━━━ Dataset excerpts
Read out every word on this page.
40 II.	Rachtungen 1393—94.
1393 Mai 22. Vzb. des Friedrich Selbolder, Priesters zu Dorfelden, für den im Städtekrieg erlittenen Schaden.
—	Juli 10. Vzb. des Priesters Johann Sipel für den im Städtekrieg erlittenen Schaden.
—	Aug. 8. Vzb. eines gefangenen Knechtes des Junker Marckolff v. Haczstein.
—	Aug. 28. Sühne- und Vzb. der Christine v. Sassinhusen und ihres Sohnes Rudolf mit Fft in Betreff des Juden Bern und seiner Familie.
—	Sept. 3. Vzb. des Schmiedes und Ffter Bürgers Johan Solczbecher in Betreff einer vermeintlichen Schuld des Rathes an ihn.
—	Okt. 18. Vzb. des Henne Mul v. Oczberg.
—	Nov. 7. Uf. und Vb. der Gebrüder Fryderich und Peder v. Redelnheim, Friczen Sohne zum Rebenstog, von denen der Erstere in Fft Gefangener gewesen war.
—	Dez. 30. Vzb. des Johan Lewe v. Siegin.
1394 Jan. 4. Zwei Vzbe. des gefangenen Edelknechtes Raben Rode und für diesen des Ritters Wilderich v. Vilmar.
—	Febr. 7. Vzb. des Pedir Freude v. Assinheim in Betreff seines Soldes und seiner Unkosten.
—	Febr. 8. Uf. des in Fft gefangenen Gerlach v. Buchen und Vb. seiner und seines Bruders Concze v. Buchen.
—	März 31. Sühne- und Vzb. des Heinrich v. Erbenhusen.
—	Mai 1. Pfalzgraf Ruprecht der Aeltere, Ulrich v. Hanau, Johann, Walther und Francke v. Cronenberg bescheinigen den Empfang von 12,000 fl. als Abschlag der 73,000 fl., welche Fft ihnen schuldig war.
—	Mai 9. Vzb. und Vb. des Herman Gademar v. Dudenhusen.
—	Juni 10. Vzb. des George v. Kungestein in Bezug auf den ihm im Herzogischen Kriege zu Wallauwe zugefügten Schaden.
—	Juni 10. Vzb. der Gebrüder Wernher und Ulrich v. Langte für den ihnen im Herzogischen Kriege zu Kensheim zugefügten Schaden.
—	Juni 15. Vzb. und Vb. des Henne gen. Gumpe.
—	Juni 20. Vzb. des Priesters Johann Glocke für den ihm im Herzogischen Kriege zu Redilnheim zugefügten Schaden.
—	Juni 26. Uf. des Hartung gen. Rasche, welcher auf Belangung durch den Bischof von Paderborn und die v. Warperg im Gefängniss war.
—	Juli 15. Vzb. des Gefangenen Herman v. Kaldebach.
━━━━━━
• _Short task_: Give only the number of lines in the listing above that include the string "seiner".

• _Answer below_: 3